▶ _Exercise task_
Extract the lines that hold the string "twee".

Data entries
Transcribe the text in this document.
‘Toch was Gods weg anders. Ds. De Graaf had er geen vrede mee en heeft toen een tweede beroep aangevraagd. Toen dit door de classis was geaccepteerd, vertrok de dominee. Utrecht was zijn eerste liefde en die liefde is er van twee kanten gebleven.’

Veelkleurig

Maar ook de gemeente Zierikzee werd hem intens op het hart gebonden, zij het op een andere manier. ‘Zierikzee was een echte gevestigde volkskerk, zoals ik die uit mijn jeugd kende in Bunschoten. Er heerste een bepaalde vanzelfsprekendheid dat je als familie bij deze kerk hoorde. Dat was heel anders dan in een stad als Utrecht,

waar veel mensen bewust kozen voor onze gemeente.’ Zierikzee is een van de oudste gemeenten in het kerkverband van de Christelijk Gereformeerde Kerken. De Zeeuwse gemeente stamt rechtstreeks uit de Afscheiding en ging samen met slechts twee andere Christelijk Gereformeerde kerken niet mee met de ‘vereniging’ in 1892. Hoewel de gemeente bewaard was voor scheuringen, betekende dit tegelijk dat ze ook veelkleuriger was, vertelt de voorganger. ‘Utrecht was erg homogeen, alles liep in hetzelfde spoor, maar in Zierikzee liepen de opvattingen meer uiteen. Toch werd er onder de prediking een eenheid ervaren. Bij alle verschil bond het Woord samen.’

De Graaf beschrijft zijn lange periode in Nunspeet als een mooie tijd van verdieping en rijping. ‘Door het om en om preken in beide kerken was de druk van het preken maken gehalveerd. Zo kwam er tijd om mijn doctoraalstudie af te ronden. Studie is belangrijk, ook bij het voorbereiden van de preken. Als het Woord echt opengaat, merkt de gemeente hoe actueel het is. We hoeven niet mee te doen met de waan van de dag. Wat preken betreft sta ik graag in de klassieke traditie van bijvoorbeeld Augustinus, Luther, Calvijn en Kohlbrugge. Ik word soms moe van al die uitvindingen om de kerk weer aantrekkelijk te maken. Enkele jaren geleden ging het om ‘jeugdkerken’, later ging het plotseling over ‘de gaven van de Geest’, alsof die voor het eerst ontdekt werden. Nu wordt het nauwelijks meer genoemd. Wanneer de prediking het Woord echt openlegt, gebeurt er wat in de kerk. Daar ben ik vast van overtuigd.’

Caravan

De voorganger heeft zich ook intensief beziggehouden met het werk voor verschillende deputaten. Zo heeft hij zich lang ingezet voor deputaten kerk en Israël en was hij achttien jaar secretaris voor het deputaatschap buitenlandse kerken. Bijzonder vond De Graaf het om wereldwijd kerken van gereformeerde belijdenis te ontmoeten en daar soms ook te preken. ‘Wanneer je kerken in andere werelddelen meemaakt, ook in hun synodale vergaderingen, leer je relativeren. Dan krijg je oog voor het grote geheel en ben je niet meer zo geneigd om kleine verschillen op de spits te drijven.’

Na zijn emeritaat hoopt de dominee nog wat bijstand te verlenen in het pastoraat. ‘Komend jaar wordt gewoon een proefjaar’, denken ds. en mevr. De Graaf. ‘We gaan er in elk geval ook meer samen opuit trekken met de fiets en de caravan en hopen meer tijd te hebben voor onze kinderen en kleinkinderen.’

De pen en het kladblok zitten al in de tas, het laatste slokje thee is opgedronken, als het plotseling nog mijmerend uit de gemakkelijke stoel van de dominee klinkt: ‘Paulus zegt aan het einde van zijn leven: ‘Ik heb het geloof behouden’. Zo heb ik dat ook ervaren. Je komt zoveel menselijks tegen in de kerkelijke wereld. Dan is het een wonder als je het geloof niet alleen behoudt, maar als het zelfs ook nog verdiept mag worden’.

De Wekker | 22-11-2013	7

▶ _Answer below_
‘Toch was Gods weg anders. Ds. De Graaf had er geen vrede mee en heeft toen een tweede beroep aangevraagd. Toen dit door de classis was geaccepteerd, vertrok de dominee. Utrecht was zijn eerste liefde en die liefde is er van twee kanten gebleven.’
waar veel mensen bewust kozen voor onze gemeente.’ Zierikzee is een van de oudste gemeenten in het kerkverband van de Christelijk Gereformeerde Kerken. De Zeeuwse gemeente stamt rechtstreeks uit de Afscheiding en ging samen met slechts twee andere Christelijk Gereformeerde kerken niet mee met de ‘vereniging’ in 1892. Hoewel de gemeente bewaard was voor scheuringen, betekende dit tegelijk dat ze ook veelkleuriger was, vertelt de voorganger. ‘Utrecht was erg homogeen, alles liep in hetzelfde spoor, maar in Zierikzee liepen de opvattingen meer uiteen. Toch werd er onder de prediking een eenheid ervaren. Bij alle verschil bond het Woord samen.’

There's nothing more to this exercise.